→ Assignment
This exercise requires an exact output of the listing, images omitted.

→ Data for processing

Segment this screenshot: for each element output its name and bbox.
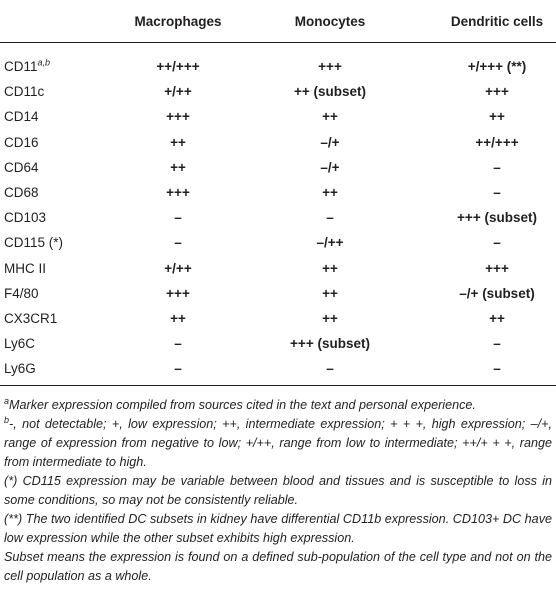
footnote: (**) The two identified DC subsets in ki… bbox=[4, 510, 552, 548]
cell-value: –/+ bbox=[320, 134, 340, 150]
cell-value: – bbox=[174, 361, 182, 377]
marker: F4/80 bbox=[4, 285, 39, 301]
marker: CD16 bbox=[4, 134, 39, 150]
cell-value: ++ bbox=[170, 159, 186, 175]
marker: CD64 bbox=[4, 159, 39, 175]
cell-value: +++ bbox=[318, 59, 342, 74]
cell-value: – bbox=[174, 336, 182, 352]
marker: MHC II bbox=[4, 260, 46, 276]
footnote-text: (*) CD115 expression may be variable bet… bbox=[4, 474, 552, 507]
footnote-text: Subset means the expression is found on … bbox=[4, 550, 552, 583]
column-header: Monocytes bbox=[294, 14, 366, 29]
marker: CD68 bbox=[4, 185, 39, 200]
row-label: CD11a,b bbox=[4, 58, 50, 76]
marker: CD115 (*) bbox=[4, 235, 64, 251]
footnote-mark: b bbox=[4, 414, 10, 425]
row-label: Ly6C bbox=[4, 335, 35, 353]
row-label: CD68 bbox=[4, 184, 39, 202]
footnote-text: (**) The two identified DC subsets in ki… bbox=[4, 512, 552, 545]
footnote: b-, not detectable; +, low expression; +… bbox=[4, 415, 552, 472]
cell-value: –/++ bbox=[316, 235, 344, 251]
cell-value: +/++ bbox=[164, 84, 192, 100]
row-label: F4/80 bbox=[4, 285, 39, 303]
cell-value: +++ bbox=[485, 260, 509, 276]
cell-value: +++ (subset) bbox=[290, 336, 370, 352]
cell-value: +++ bbox=[166, 185, 190, 200]
footnote-mark: a bbox=[4, 395, 10, 406]
cell-value: +++ bbox=[166, 285, 190, 301]
row-label: CD115 (*) bbox=[4, 234, 63, 252]
cell-value: +/+++ (**) bbox=[467, 59, 527, 74]
footnotes: aMarker expression compiled from sources… bbox=[4, 396, 552, 586]
footnote: (*) CD115 expression may be variable bet… bbox=[4, 472, 552, 510]
row-label: CD16 bbox=[4, 134, 39, 152]
cell-value: – bbox=[493, 159, 501, 175]
marker: Ly6G bbox=[4, 361, 36, 377]
cell-value: –/+ bbox=[320, 159, 340, 175]
header-rule bbox=[0, 42, 556, 43]
cell-value: –/+ (subset) bbox=[459, 285, 535, 301]
footnote: Subset means the expression is found on … bbox=[4, 548, 552, 586]
row-label: CD11c bbox=[4, 83, 44, 101]
row-label: MHC II bbox=[4, 260, 46, 278]
cell-value: – bbox=[493, 361, 501, 377]
cell-value: ++ bbox=[489, 311, 505, 326]
marker: CX3CR1 bbox=[4, 311, 58, 326]
row-label: CD64 bbox=[4, 159, 39, 177]
cell-value: ++ bbox=[170, 134, 186, 150]
marker: CD11 bbox=[4, 59, 38, 74]
cell-value: – bbox=[493, 185, 501, 200]
footnote-mark: a,b bbox=[37, 57, 51, 68]
cell-value: ++ bbox=[322, 109, 338, 125]
marker: Ly6C bbox=[4, 336, 36, 352]
cell-value: ++ bbox=[170, 311, 186, 326]
cell-value: – bbox=[174, 210, 182, 226]
cell-value: – bbox=[493, 235, 501, 251]
cell-value: ++ bbox=[322, 260, 338, 276]
marker: CD14 bbox=[4, 109, 39, 125]
cell-value: – bbox=[326, 210, 334, 226]
cell-value: ++ bbox=[489, 109, 505, 125]
row-label: Ly6G bbox=[4, 360, 36, 378]
marker: CD11c bbox=[4, 84, 45, 100]
marker: CD103 bbox=[4, 210, 47, 226]
bottom-rule bbox=[0, 385, 556, 386]
row-label: CD14 bbox=[4, 108, 39, 126]
cell-value: ++ bbox=[322, 285, 338, 301]
row-label: CX3CR1 bbox=[4, 310, 57, 328]
cell-value: ++/+++ bbox=[156, 59, 200, 74]
footnote: aMarker expression compiled from sources… bbox=[4, 396, 552, 415]
cell-value: ++ bbox=[322, 185, 338, 200]
row-label: CD103 bbox=[4, 209, 46, 227]
cell-value: +++ bbox=[166, 109, 190, 125]
cell-value: ++ bbox=[322, 311, 338, 326]
cell-value: – bbox=[174, 235, 182, 251]
column-header: Dendritic cells bbox=[450, 14, 544, 29]
cell-value: ++/+++ bbox=[475, 134, 519, 150]
cell-value: +++ (subset) bbox=[457, 210, 537, 226]
cell-value: +++ bbox=[485, 84, 509, 100]
footnote-text: Marker expression compiled from sources … bbox=[9, 398, 476, 412]
cell-value: +/++ bbox=[164, 260, 192, 276]
footnote-text: -, not detectable; +, low expression; ++… bbox=[4, 417, 552, 469]
column-header: Macrophages bbox=[134, 14, 222, 29]
cell-value: ++ (subset) bbox=[293, 84, 367, 100]
cell-value: – bbox=[493, 336, 501, 352]
cell-value: – bbox=[326, 361, 334, 377]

→ Task response
Segment this screenshot: for each element output its name and bbox.
footnote: (**) The two identified DC subsets in ki… bbox=[4, 510, 552, 548]
cell-value: –/+ bbox=[320, 134, 340, 150]
cell-value: – bbox=[174, 361, 182, 377]
marker: F4/80 bbox=[4, 285, 39, 301]
marker: CD16 bbox=[4, 134, 39, 150]
cell-value: ++ bbox=[170, 159, 186, 175]
marker: CD64 bbox=[4, 159, 39, 175]
cell-value: +++ bbox=[318, 59, 342, 74]
cell-value: – bbox=[174, 336, 182, 352]
marker: MHC II bbox=[4, 260, 46, 276]
footnote-text: (*) CD115 expression may be variable bet… bbox=[4, 474, 552, 507]
footnote-text: Subset means the expression is found on … bbox=[4, 550, 552, 583]
column-header: Monocytes bbox=[294, 14, 366, 29]
marker: CD68 bbox=[4, 185, 39, 200]
row-label: CD11a,b bbox=[4, 58, 50, 76]
marker: CD115 (*) bbox=[4, 235, 64, 251]
footnote-mark: b bbox=[4, 414, 10, 425]
row-label: Ly6C bbox=[4, 335, 35, 353]
row-label: CD68 bbox=[4, 184, 39, 202]
footnote-text: (**) The two identified DC subsets in ki… bbox=[4, 512, 552, 545]
footnote: b-, not detectable; +, low expression; +… bbox=[4, 415, 552, 472]
cell-value: –/++ bbox=[316, 235, 344, 251]
cell-value: +/++ bbox=[164, 84, 192, 100]
row-label: F4/80 bbox=[4, 285, 39, 303]
cell-value: +++ bbox=[485, 260, 509, 276]
cell-value: +++ (subset) bbox=[290, 336, 370, 352]
cell-value: +++ bbox=[166, 185, 190, 200]
footnote-mark: a bbox=[4, 395, 10, 406]
cell-value: +++ bbox=[166, 285, 190, 301]
row-label: CD115 (*) bbox=[4, 234, 63, 252]
cell-value: +/+++ (**) bbox=[467, 59, 527, 74]
footnotes: aMarker expression compiled from sources… bbox=[4, 396, 552, 586]
footnote: (*) CD115 expression may be variable bet… bbox=[4, 472, 552, 510]
row-label: CD16 bbox=[4, 134, 39, 152]
cell-value: – bbox=[493, 159, 501, 175]
marker: Ly6G bbox=[4, 361, 36, 377]
cell-value: –/+ bbox=[320, 159, 340, 175]
header-rule bbox=[0, 42, 556, 43]
cell-value: –/+ (subset) bbox=[459, 285, 535, 301]
footnote: Subset means the expression is found on … bbox=[4, 548, 552, 586]
row-label: CD11c bbox=[4, 83, 44, 101]
row-label: MHC II bbox=[4, 260, 46, 278]
cell-value: – bbox=[493, 361, 501, 377]
cell-value: ++ bbox=[489, 311, 505, 326]
marker: CX3CR1 bbox=[4, 311, 58, 326]
row-label: CD64 bbox=[4, 159, 39, 177]
cell-value: ++ bbox=[170, 134, 186, 150]
marker: CD11 bbox=[4, 59, 38, 74]
cell-value: – bbox=[493, 185, 501, 200]
footnote-mark: a,b bbox=[37, 57, 51, 68]
cell-value: ++ bbox=[322, 109, 338, 125]
marker: Ly6C bbox=[4, 336, 36, 352]
cell-value: ++ bbox=[170, 311, 186, 326]
cell-value: – bbox=[174, 210, 182, 226]
cell-value: – bbox=[493, 235, 501, 251]
cell-value: ++ bbox=[322, 260, 338, 276]
marker: CD14 bbox=[4, 109, 39, 125]
cell-value: – bbox=[326, 210, 334, 226]
cell-value: ++ bbox=[489, 109, 505, 125]
row-label: Ly6G bbox=[4, 360, 36, 378]
marker: CD11c bbox=[4, 84, 45, 100]
marker: CD103 bbox=[4, 210, 47, 226]
bottom-rule bbox=[0, 385, 556, 386]
row-label: CD14 bbox=[4, 108, 39, 126]
cell-value: ++ bbox=[322, 285, 338, 301]
row-label: CX3CR1 bbox=[4, 310, 57, 328]
cell-value: ++/+++ bbox=[156, 59, 200, 74]
footnote: aMarker expression compiled from sources… bbox=[4, 396, 552, 415]
cell-value: ++ bbox=[322, 185, 338, 200]
row-label: CD103 bbox=[4, 209, 46, 227]
cell-value: +++ bbox=[166, 109, 190, 125]
cell-value: ++ bbox=[322, 311, 338, 326]
cell-value: – bbox=[174, 235, 182, 251]
column-header: Dendritic cells bbox=[450, 14, 544, 29]
cell-value: ++/+++ bbox=[475, 134, 519, 150]
cell-value: +++ (subset) bbox=[457, 210, 537, 226]
cell-value: +++ bbox=[485, 84, 509, 100]
footnote-text: Marker expression compiled from sources … bbox=[9, 398, 476, 412]
cell-value: +/++ bbox=[164, 260, 192, 276]
footnote-text: -, not detectable; +, low expression; ++… bbox=[4, 417, 552, 469]
column-header: Macrophages bbox=[134, 14, 222, 29]
cell-value: ++ (subset) bbox=[293, 84, 367, 100]
cell-value: – bbox=[493, 336, 501, 352]
cell-value: – bbox=[326, 361, 334, 377]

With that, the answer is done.